*Stored rows*:
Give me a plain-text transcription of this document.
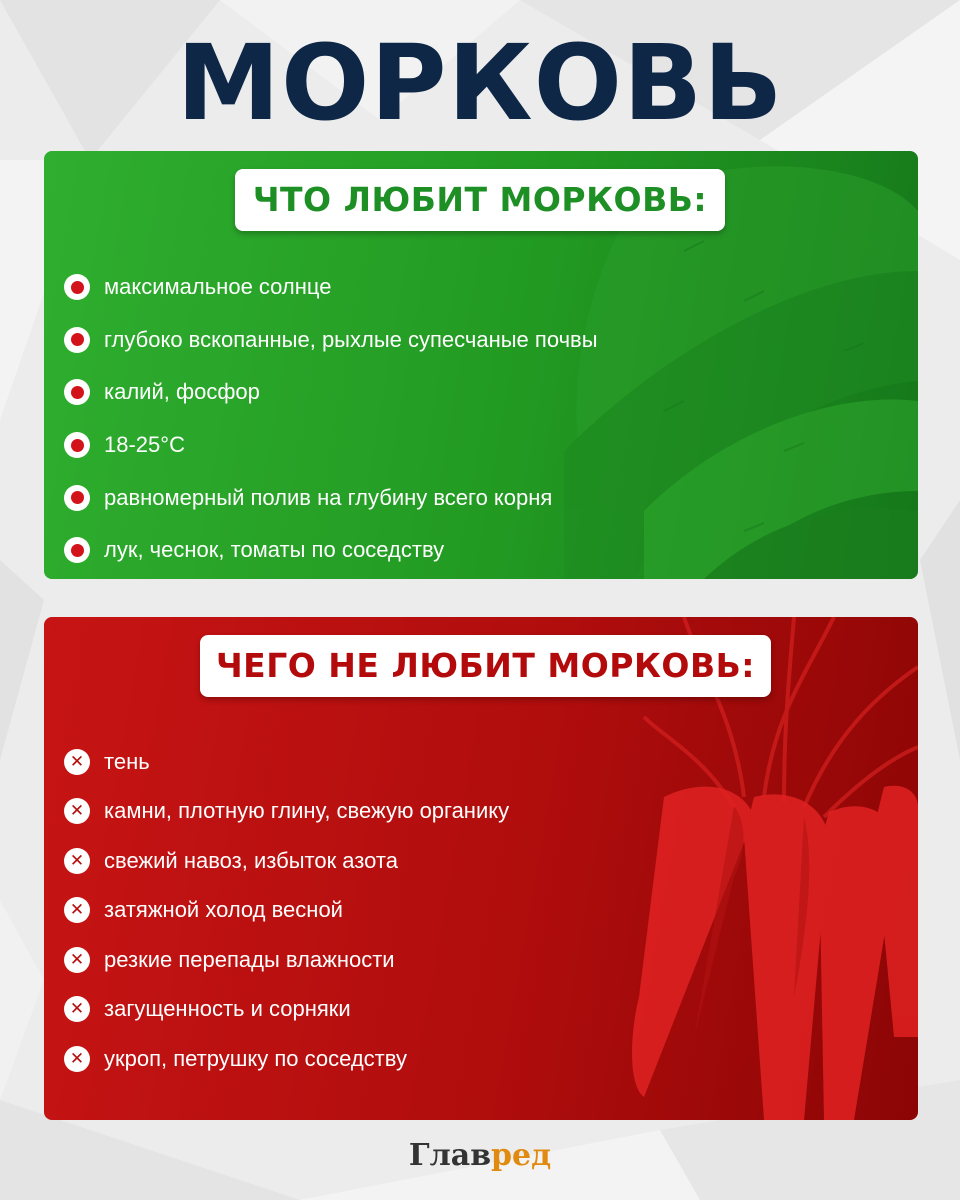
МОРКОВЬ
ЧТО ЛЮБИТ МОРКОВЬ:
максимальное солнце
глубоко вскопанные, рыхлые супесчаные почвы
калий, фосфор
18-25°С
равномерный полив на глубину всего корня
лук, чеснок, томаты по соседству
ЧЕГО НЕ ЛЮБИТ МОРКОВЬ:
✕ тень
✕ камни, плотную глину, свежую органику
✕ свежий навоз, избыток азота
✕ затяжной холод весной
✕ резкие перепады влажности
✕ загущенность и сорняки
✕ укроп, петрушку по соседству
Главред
...
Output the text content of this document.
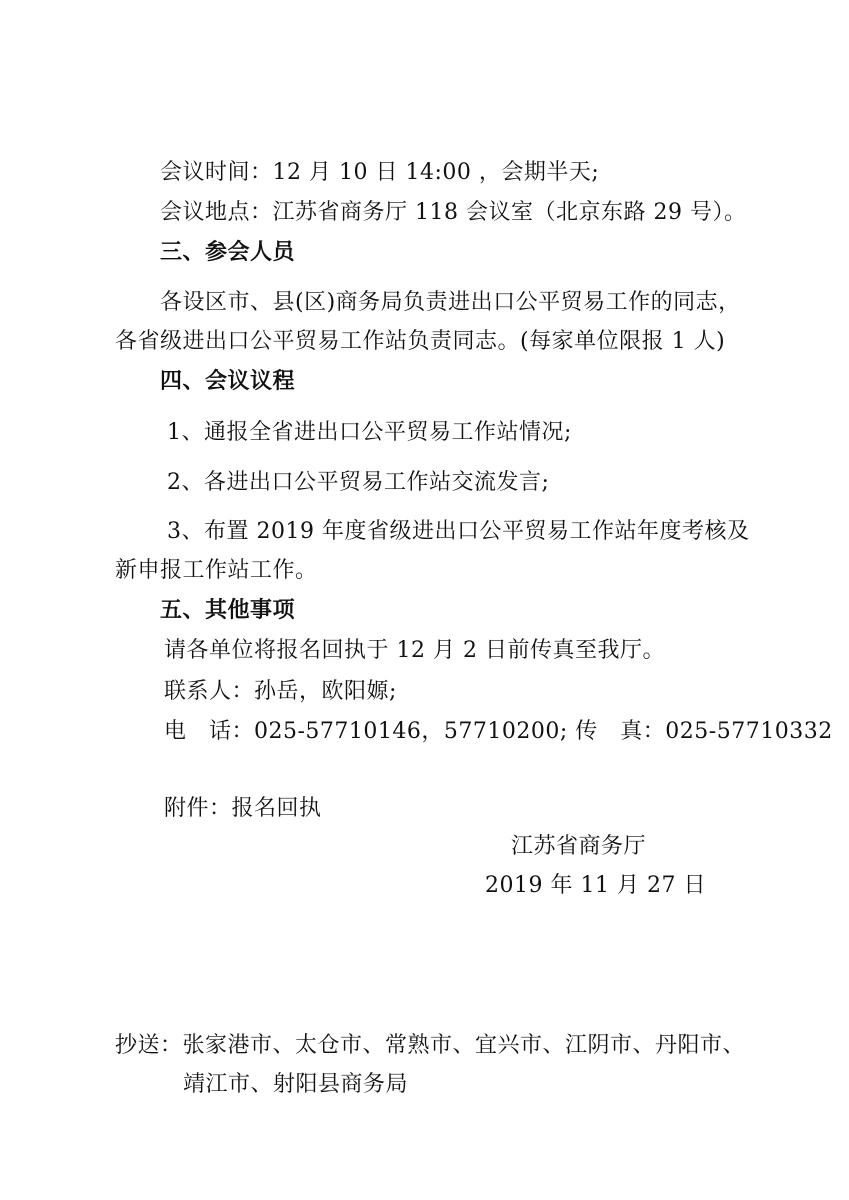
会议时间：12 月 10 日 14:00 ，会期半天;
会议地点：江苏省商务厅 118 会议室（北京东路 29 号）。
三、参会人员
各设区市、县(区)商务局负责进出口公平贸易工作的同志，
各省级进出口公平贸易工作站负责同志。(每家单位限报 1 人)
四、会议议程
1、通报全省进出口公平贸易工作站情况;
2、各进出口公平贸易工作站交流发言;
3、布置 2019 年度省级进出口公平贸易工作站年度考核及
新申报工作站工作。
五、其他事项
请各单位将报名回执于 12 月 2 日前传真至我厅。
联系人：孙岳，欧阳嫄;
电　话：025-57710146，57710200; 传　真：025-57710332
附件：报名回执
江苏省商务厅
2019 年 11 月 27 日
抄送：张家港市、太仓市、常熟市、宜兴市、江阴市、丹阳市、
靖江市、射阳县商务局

*Goal*:
Going over the lines above, work out how many include "this", then give only that number.

*Result of the exercise*:
2